━━ Exercise material ━━

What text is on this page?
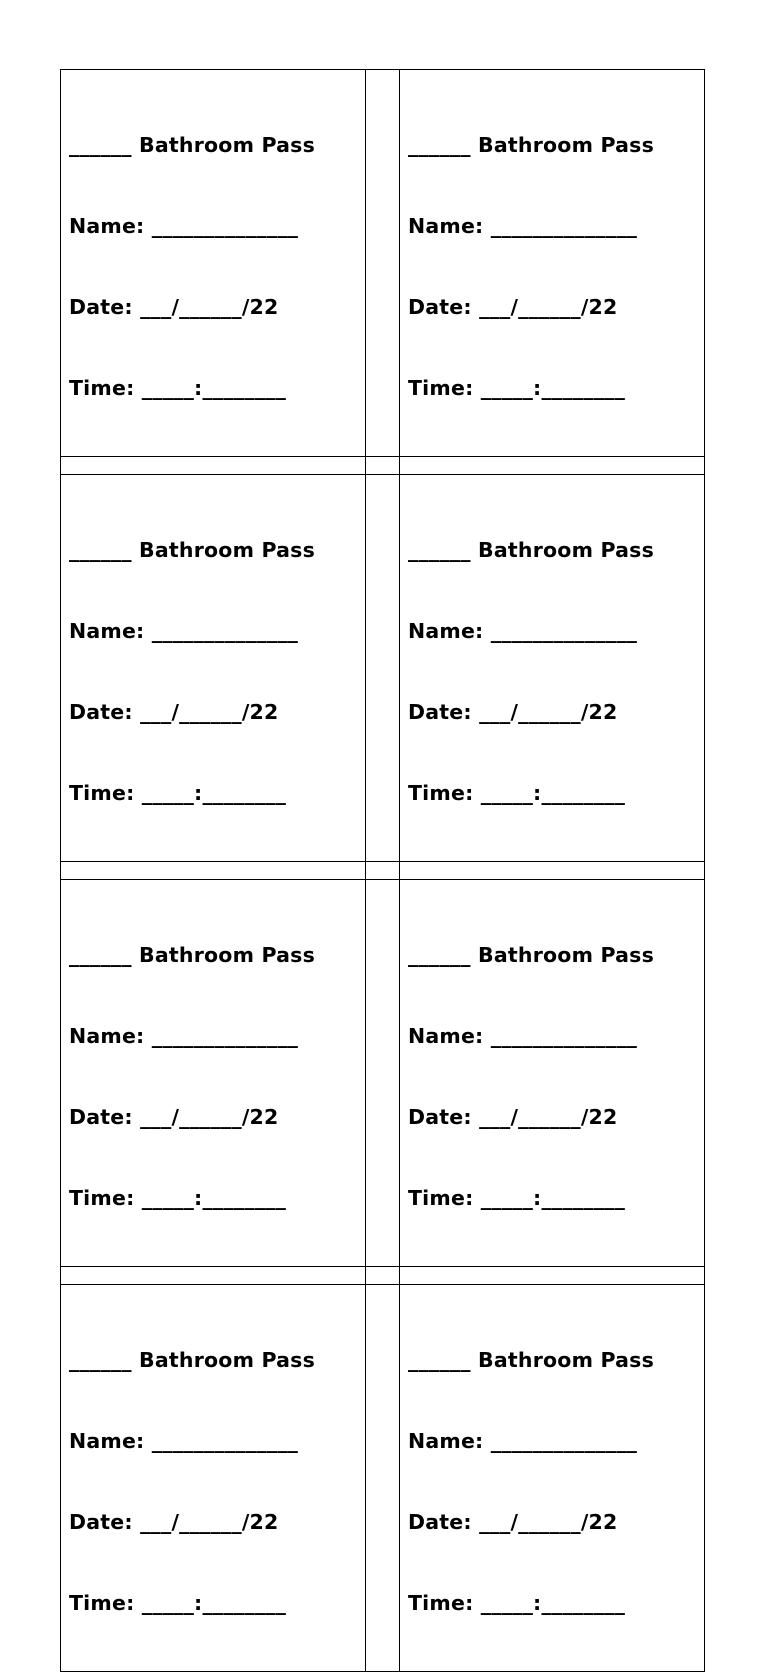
______ Bathroom Pass

Name: ______________

Date: ___/______/22

Time: _____:________		______ Bathroom Pass

Name: ______________

Date: ___/______/22

Time: _____:________

______ Bathroom Pass

Name: ______________

Date: ___/______/22

Time: _____:________		______ Bathroom Pass

Name: ______________

Date: ___/______/22

Time: _____:________

______ Bathroom Pass

Name: ______________

Date: ___/______/22

Time: _____:________		______ Bathroom Pass

Name: ______________

Date: ___/______/22

Time: _____:________

______ Bathroom Pass

Name: ______________

Date: ___/______/22

Time: _____:________		______ Bathroom Pass

Name: ______________

Date: ___/______/22

Time: _____:________
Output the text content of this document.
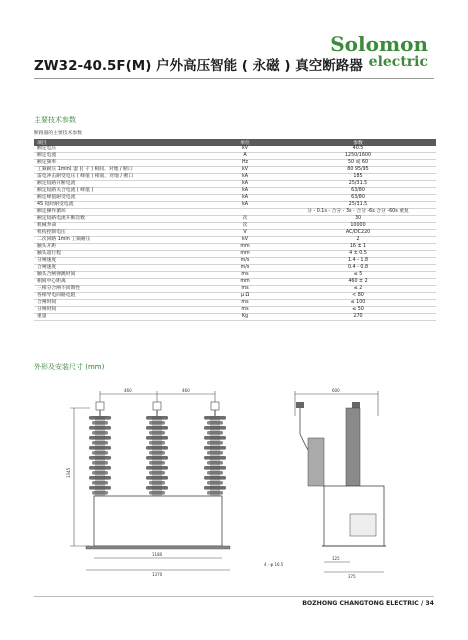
Solomon
electric
ZW32-40.5F(M) 户外高压智能 ( 永磁 ) 真空断路器
主要技术参数
断路器的主要技术参数
项目	单位	参数
额定电压	kV	40.5
额定电流	A	1250/1600
额定频率	Hz	50 或 60
工频耐压 1min( 湿 )( 干 ) 相间、对地 / 断口	kV	80 95/95
雷电冲击耐受电压 ( 峰值 ) 相间、对地 / 断口	kA	185
额定短路开断电流	kA	25/31.5
额定短路关合电流 ( 峰值 )	kA	63/80
额定峰值耐受电流	kA	63/80
4S 短时耐受电流	kA	25/31.5
额定操作循环		分 - 0.1s - 合分 - 3s - 合分 -6s 合分 -60s 重复
额定短路电流开断次数	次	30
机械寿命	次	10000
机构控制电压	V	AC/DC220
二次回路 1min 工频耐压	kV	2
触头开距	mm	16 ± 1
触头超行程	mm	4 ± 0.5
分闸速度	m/s	1.4 - 1.8
合闸速度	m/s	0.4 - 0.8
触头合闸弹跳时间	ms	≤ 5
相间中心距离	mm	460 ± 2
三相分合闸不同期性	ms	≤ 2
各相导电回路电阻	μ Ω	< 80
合闸时间	ms	≤ 100
分闸时间	ms	≤ 50
重量	Kg	270
外形及安装尺寸 (mm)
460	460	600
1345
1180
1370
4 - φ 16.5
125
375
BOZHONG CHANGTONG ELECTRIC / 34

━━━

Every record above must be given again exactly; drop the pictures.

What text is on this page?
______ Bathroom Pass

Name: ______________

Date: ___/______/22

Time: _____:________		______ Bathroom Pass

Name: ______________

Date: ___/______/22

Time: _____:________

______ Bathroom Pass

Name: ______________

Date: ___/______/22

Time: _____:________		______ Bathroom Pass

Name: ______________

Date: ___/______/22

Time: _____:________

______ Bathroom Pass

Name: ______________

Date: ___/______/22

Time: _____:________		______ Bathroom Pass

Name: ______________

Date: ___/______/22

Time: _____:________

______ Bathroom Pass

Name: ______________

Date: ___/______/22

Time: _____:________		______ Bathroom Pass

Name: ______________

Date: ___/______/22

Time: _____:________
Output the text content of this document.
Solomon
electric
ZW32-40.5F(M) 户外高压智能 ( 永磁 ) 真空断路器
主要技术参数
断路器的主要技术参数
项目	单位	参数
额定电压	kV	40.5
额定电流	A	1250/1600
额定频率	Hz	50 或 60
工频耐压 1min( 湿 )( 干 ) 相间、对地 / 断口	kV	80 95/95
雷电冲击耐受电压 ( 峰值 ) 相间、对地 / 断口	kA	185
额定短路开断电流	kA	25/31.5
额定短路关合电流 ( 峰值 )	kA	63/80
额定峰值耐受电流	kA	63/80
4S 短时耐受电流	kA	25/31.5
额定操作循环		分 - 0.1s - 合分 - 3s - 合分 -6s 合分 -60s 重复
额定短路电流开断次数	次	30
机械寿命	次	10000
机构控制电压	V	AC/DC220
二次回路 1min 工频耐压	kV	2
触头开距	mm	16 ± 1
触头超行程	mm	4 ± 0.5
分闸速度	m/s	1.4 - 1.8
合闸速度	m/s	0.4 - 0.8
触头合闸弹跳时间	ms	≤ 5
相间中心距离	mm	460 ± 2
三相分合闸不同期性	ms	≤ 2
各相导电回路电阻	μ Ω	< 80
合闸时间	ms	≤ 100
分闸时间	ms	≤ 50
重量	Kg	270
外形及安装尺寸 (mm)
460	460	600
1345
1180
1370
4 - φ 16.5
125
375
BOZHONG CHANGTONG ELECTRIC / 34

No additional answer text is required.